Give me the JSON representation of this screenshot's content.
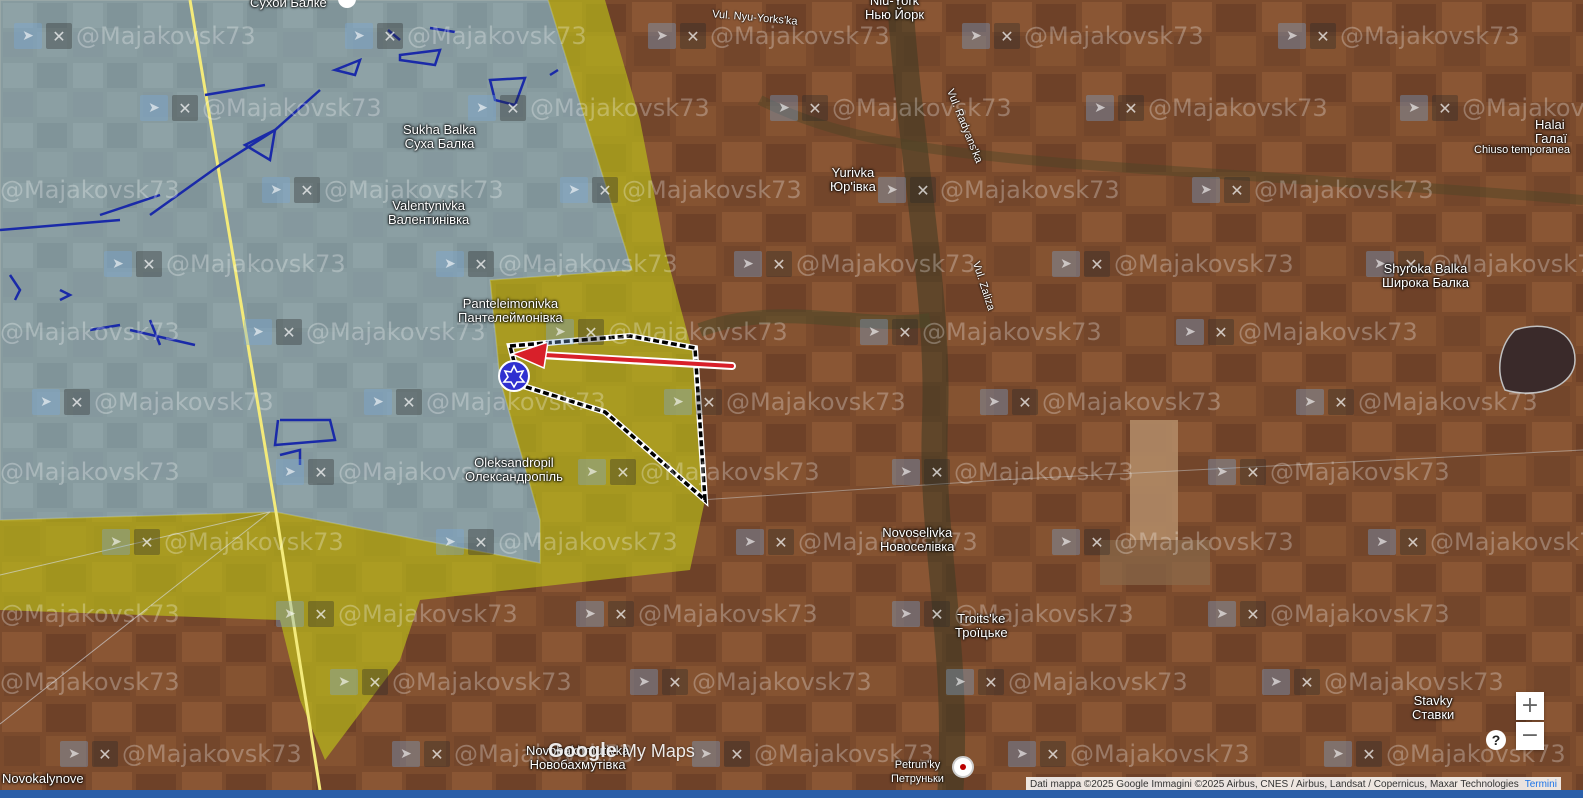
{
  "attribution": {
    "text": "Dati mappa ©2025 Google Immagini ©2025 Airbus, CNES / Airbus, Landsat / Copernicus, Maxar Technologies",
    "terms": "Termini"
  },
  "logo": {
    "google": "Google",
    "mymaps": " My Maps"
  },
  "watermark": "@Majakovsk73",
  "controls": {
    "zoom_in": "+",
    "zoom_out": "−",
    "help": "?"
  },
  "places": [
    {
      "id": "sukha-balka-top",
      "l1": "Сухой Балке",
      "l2": ""
    },
    {
      "id": "niu-york",
      "l1": "Niu-York",
      "l2": "Нью Йорк"
    },
    {
      "id": "sukha-balka",
      "l1": "Sukha Balka",
      "l2": "Суха Балка"
    },
    {
      "id": "valentynivka",
      "l1": "Valentynivka",
      "l2": "Валентинівка"
    },
    {
      "id": "yurivka",
      "l1": "Yurivka",
      "l2": "Юр'івка"
    },
    {
      "id": "panteleimonivka",
      "l1": "Panteleimonivka",
      "l2": "Пантелеймонівка"
    },
    {
      "id": "oleksandropil",
      "l1": "Oleksandropil",
      "l2": "Олександропіль"
    },
    {
      "id": "shyroka-balka",
      "l1": "Shyroka Balka",
      "l2": "Широка Балка"
    },
    {
      "id": "novoselivka",
      "l1": "Novoselivka",
      "l2": "Новоселівка"
    },
    {
      "id": "troitske",
      "l1": "Troits'ke",
      "l2": "Троїцьке"
    },
    {
      "id": "stavky",
      "l1": "Stavky",
      "l2": "Ставки"
    },
    {
      "id": "halai",
      "l1": "Halai",
      "l2": "Галаї"
    },
    {
      "id": "novobakhmutivka",
      "l1": "Novobakhmutivka",
      "l2": "Новобахмутівка"
    },
    {
      "id": "petrunky",
      "l1": "Petrun'ky",
      "l2": "Петруньки"
    },
    {
      "id": "novokalynove",
      "l1": "Novokalynove",
      "l2": ""
    }
  ],
  "notes": {
    "halai_status": "Chiuso temporanea"
  },
  "roads": [
    {
      "id": "vul-niu-yorks-ka",
      "text": "Vul. Nyu-Yorks'ka"
    },
    {
      "id": "vul-radyans-ka",
      "text": "Vul. Radyans'ka"
    },
    {
      "id": "vul-zaliza",
      "text": "Vul. Zaliza"
    }
  ],
  "colors": {
    "terrain": "#7a4a2c",
    "russian_control": "#9cb6d4",
    "grey_zone": "#c8c81e",
    "advance_outline": "#000000",
    "arrow": "#d8202a",
    "unit_marker": "#3a3ad8",
    "trenches": "#1a2aa8",
    "frontline_road": "#e8e070"
  },
  "icons": {
    "unit_marker": "star-badge-icon",
    "arrow": "attack-arrow-icon",
    "telegram": "telegram-icon",
    "x": "x-icon",
    "pin": "location-pin-icon"
  }
}
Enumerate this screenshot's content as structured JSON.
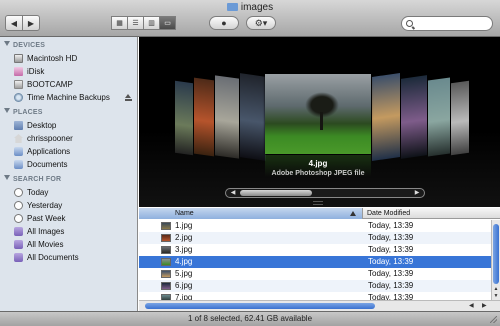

◆ Task to complete ◆
Indicate how many lines of the material include the word "content"; the number alone is required.

◆ Exercise answer ◆
2